**MATERIAL SUPPLIED:**
◇ ◇ ◇ ◇

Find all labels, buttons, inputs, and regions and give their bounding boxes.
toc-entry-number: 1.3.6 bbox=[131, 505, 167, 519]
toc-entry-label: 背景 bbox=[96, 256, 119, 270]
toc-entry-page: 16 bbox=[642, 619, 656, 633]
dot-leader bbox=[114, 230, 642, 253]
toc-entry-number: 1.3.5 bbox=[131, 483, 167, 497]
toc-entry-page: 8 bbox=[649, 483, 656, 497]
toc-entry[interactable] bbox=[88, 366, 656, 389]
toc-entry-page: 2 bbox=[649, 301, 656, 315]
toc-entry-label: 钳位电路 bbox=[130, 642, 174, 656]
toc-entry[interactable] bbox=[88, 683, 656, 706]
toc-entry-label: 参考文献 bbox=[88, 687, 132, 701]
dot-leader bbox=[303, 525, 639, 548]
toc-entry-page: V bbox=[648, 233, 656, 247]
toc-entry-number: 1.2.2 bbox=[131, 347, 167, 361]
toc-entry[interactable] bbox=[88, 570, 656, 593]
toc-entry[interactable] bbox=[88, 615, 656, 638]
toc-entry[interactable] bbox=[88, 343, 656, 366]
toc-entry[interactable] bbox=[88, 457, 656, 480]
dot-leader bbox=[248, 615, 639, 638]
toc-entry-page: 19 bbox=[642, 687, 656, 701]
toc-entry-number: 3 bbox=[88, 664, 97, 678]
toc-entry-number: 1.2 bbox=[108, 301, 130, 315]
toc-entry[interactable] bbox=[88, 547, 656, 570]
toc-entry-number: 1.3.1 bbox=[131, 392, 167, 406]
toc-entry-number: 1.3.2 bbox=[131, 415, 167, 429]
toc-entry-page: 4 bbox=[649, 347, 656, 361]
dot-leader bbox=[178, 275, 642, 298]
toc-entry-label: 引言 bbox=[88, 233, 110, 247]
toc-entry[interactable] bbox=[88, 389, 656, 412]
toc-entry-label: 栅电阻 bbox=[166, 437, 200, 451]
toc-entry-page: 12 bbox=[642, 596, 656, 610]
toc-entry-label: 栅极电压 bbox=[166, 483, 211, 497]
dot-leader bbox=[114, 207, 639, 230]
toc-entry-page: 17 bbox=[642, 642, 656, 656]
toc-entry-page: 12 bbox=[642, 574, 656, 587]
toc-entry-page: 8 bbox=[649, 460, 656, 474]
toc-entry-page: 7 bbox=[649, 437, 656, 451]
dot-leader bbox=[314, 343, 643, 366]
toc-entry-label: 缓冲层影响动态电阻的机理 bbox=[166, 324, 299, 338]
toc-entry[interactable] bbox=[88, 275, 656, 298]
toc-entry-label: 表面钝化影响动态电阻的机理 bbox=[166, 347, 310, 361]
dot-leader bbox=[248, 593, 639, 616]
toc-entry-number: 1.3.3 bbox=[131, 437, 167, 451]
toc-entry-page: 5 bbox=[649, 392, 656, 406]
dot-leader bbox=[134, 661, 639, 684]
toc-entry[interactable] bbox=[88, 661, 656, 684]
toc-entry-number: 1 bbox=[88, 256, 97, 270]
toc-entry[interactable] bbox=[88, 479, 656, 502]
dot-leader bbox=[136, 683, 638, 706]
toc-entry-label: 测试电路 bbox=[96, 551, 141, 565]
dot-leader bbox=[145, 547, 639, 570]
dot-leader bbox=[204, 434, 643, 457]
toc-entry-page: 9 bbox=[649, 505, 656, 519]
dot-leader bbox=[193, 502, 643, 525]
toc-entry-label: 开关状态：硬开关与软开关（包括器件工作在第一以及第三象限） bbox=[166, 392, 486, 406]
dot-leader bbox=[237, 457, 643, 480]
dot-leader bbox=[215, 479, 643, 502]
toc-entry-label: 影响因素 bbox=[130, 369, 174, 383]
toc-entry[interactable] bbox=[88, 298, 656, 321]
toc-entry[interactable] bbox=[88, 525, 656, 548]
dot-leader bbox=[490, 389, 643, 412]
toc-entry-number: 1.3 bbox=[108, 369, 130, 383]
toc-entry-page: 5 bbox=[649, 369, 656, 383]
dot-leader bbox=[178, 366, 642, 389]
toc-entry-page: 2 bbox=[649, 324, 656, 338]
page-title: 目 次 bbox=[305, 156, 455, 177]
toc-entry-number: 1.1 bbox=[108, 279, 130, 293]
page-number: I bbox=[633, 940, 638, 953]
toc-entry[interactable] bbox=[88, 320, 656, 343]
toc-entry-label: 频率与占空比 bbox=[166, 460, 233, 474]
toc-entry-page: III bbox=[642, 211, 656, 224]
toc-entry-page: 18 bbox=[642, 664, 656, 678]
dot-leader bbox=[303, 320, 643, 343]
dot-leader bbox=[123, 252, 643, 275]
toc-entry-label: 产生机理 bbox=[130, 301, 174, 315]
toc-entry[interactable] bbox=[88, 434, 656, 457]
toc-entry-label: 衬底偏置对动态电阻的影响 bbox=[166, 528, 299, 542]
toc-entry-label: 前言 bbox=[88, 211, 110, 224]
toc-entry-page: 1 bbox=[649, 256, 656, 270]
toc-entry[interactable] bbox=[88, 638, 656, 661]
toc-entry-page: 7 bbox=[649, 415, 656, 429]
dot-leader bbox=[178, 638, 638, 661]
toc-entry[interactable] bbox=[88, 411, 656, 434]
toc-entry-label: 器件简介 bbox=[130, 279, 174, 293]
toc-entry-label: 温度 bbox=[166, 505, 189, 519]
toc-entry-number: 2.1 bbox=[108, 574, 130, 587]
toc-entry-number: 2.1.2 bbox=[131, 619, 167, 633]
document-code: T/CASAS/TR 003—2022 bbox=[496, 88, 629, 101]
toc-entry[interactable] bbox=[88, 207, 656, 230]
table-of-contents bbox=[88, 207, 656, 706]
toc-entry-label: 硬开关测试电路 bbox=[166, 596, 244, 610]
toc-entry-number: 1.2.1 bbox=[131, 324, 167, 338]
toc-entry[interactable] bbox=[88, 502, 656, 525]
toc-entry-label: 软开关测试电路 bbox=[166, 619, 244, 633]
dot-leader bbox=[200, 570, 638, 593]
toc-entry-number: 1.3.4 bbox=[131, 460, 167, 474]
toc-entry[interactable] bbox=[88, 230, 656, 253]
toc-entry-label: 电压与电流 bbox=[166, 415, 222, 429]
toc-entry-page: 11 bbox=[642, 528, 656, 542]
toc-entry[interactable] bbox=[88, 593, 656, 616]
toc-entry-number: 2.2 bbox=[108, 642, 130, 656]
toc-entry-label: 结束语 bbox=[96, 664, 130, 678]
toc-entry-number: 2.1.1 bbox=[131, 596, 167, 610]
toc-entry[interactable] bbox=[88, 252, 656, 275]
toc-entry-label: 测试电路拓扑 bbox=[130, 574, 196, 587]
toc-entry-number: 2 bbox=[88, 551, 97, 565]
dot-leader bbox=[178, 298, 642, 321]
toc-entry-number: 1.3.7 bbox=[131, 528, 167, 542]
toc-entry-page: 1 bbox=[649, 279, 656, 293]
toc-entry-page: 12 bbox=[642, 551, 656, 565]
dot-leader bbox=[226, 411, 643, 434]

◇ ◇ ◇ ◇

**SET TASK:** Can you rewrite the records so that every "dot-leader" becomes "leader-line", with nothing else changed?

**SOLVED PROBLEM:**
Find all labels, buttons, inputs, and regions and give their bounding boxes.
toc-entry-number: 1.3.6 bbox=[131, 505, 167, 519]
toc-entry-label: 背景 bbox=[96, 256, 119, 270]
toc-entry-page: 16 bbox=[642, 619, 656, 633]
leader-line bbox=[114, 230, 642, 253]
toc-entry-number: 1.3.5 bbox=[131, 483, 167, 497]
toc-entry-page: 8 bbox=[649, 483, 656, 497]
toc-entry[interactable] bbox=[88, 366, 656, 389]
toc-entry-page: 2 bbox=[649, 301, 656, 315]
toc-entry-label: 钳位电路 bbox=[130, 642, 174, 656]
toc-entry[interactable] bbox=[88, 683, 656, 706]
toc-entry-label: 参考文献 bbox=[88, 687, 132, 701]
leader-line bbox=[303, 525, 639, 548]
toc-entry-page: V bbox=[648, 233, 656, 247]
toc-entry-number: 1.2.2 bbox=[131, 347, 167, 361]
toc-entry[interactable] bbox=[88, 570, 656, 593]
toc-entry[interactable] bbox=[88, 615, 656, 638]
toc-entry[interactable] bbox=[88, 343, 656, 366]
toc-entry[interactable] bbox=[88, 457, 656, 480]
leader-line bbox=[248, 615, 639, 638]
toc-entry-page: 19 bbox=[642, 687, 656, 701]
toc-entry-number: 3 bbox=[88, 664, 97, 678]
toc-entry-number: 1.2 bbox=[108, 301, 130, 315]
toc-entry[interactable] bbox=[88, 547, 656, 570]
toc-entry-number: 1.3.1 bbox=[131, 392, 167, 406]
toc-entry-number: 1.3.2 bbox=[131, 415, 167, 429]
toc-entry-page: 4 bbox=[649, 347, 656, 361]
leader-line bbox=[178, 275, 642, 298]
toc-entry-label: 引言 bbox=[88, 233, 110, 247]
toc-entry[interactable] bbox=[88, 389, 656, 412]
toc-entry-label: 栅电阻 bbox=[166, 437, 200, 451]
toc-entry-page: 12 bbox=[642, 596, 656, 610]
toc-entry-label: 栅极电压 bbox=[166, 483, 211, 497]
leader-line bbox=[114, 207, 639, 230]
toc-entry-page: 17 bbox=[642, 642, 656, 656]
toc-entry-page: 12 bbox=[642, 574, 656, 587]
toc-entry-page: 8 bbox=[649, 460, 656, 474]
toc-entry-page: 7 bbox=[649, 437, 656, 451]
leader-line bbox=[314, 343, 643, 366]
toc-entry-label: 缓冲层影响动态电阻的机理 bbox=[166, 324, 299, 338]
toc-entry[interactable] bbox=[88, 275, 656, 298]
toc-entry-label: 表面钝化影响动态电阻的机理 bbox=[166, 347, 310, 361]
leader-line bbox=[248, 593, 639, 616]
toc-entry-number: 1.3.3 bbox=[131, 437, 167, 451]
toc-entry-page: 5 bbox=[649, 392, 656, 406]
leader-line bbox=[134, 661, 639, 684]
toc-entry[interactable] bbox=[88, 661, 656, 684]
toc-entry-number: 1 bbox=[88, 256, 97, 270]
toc-entry[interactable] bbox=[88, 479, 656, 502]
leader-line bbox=[136, 683, 638, 706]
toc-entry-label: 测试电路 bbox=[96, 551, 141, 565]
leader-line bbox=[145, 547, 639, 570]
leader-line bbox=[204, 434, 643, 457]
toc-entry-page: 9 bbox=[649, 505, 656, 519]
leader-line bbox=[193, 502, 643, 525]
toc-entry-label: 开关状态：硬开关与软开关（包括器件工作在第一以及第三象限） bbox=[166, 392, 486, 406]
leader-line bbox=[237, 457, 643, 480]
leader-line bbox=[215, 479, 643, 502]
toc-entry-label: 影响因素 bbox=[130, 369, 174, 383]
toc-entry[interactable] bbox=[88, 298, 656, 321]
toc-entry[interactable] bbox=[88, 525, 656, 548]
leader-line bbox=[490, 389, 643, 412]
toc-entry-number: 1.3 bbox=[108, 369, 130, 383]
toc-entry-page: 5 bbox=[649, 369, 656, 383]
leader-line bbox=[178, 366, 642, 389]
toc-entry-page: 2 bbox=[649, 324, 656, 338]
page-title: 目 次 bbox=[305, 156, 455, 177]
toc-entry-number: 1.1 bbox=[108, 279, 130, 293]
page-number: I bbox=[633, 940, 638, 953]
toc-entry[interactable] bbox=[88, 320, 656, 343]
toc-entry-label: 频率与占空比 bbox=[166, 460, 233, 474]
toc-entry-page: III bbox=[642, 211, 656, 224]
toc-entry-page: 18 bbox=[642, 664, 656, 678]
leader-line bbox=[303, 320, 643, 343]
leader-line bbox=[123, 252, 643, 275]
toc-entry-label: 产生机理 bbox=[130, 301, 174, 315]
toc-entry[interactable] bbox=[88, 434, 656, 457]
toc-entry-label: 衬底偏置对动态电阻的影响 bbox=[166, 528, 299, 542]
toc-entry-label: 前言 bbox=[88, 211, 110, 224]
toc-entry-page: 1 bbox=[649, 256, 656, 270]
toc-entry[interactable] bbox=[88, 638, 656, 661]
toc-entry-page: 7 bbox=[649, 415, 656, 429]
leader-line bbox=[178, 638, 638, 661]
toc-entry[interactable] bbox=[88, 411, 656, 434]
toc-entry-label: 器件简介 bbox=[130, 279, 174, 293]
toc-entry-label: 温度 bbox=[166, 505, 189, 519]
toc-entry-number: 2.1 bbox=[108, 574, 130, 587]
toc-entry-number: 2.1.2 bbox=[131, 619, 167, 633]
document-code: T/CASAS/TR 003—2022 bbox=[496, 88, 629, 101]
toc-entry[interactable] bbox=[88, 207, 656, 230]
table-of-contents bbox=[88, 207, 656, 706]
toc-entry-label: 硬开关测试电路 bbox=[166, 596, 244, 610]
toc-entry-number: 1.2.1 bbox=[131, 324, 167, 338]
toc-entry[interactable] bbox=[88, 502, 656, 525]
toc-entry-label: 软开关测试电路 bbox=[166, 619, 244, 633]
leader-line bbox=[200, 570, 638, 593]
toc-entry-number: 1.3.4 bbox=[131, 460, 167, 474]
toc-entry[interactable] bbox=[88, 230, 656, 253]
toc-entry-label: 电压与电流 bbox=[166, 415, 222, 429]
toc-entry-page: 11 bbox=[642, 528, 656, 542]
toc-entry[interactable] bbox=[88, 593, 656, 616]
toc-entry-number: 2.2 bbox=[108, 642, 130, 656]
toc-entry-label: 结束语 bbox=[96, 664, 130, 678]
toc-entry-number: 2.1.1 bbox=[131, 596, 167, 610]
toc-entry[interactable] bbox=[88, 252, 656, 275]
toc-entry-label: 测试电路拓扑 bbox=[130, 574, 196, 587]
toc-entry-number: 2 bbox=[88, 551, 97, 565]
leader-line bbox=[178, 298, 642, 321]
toc-entry-number: 1.3.7 bbox=[131, 528, 167, 542]
toc-entry-page: 1 bbox=[649, 279, 656, 293]
toc-entry-page: 12 bbox=[642, 551, 656, 565]
leader-line bbox=[226, 411, 643, 434]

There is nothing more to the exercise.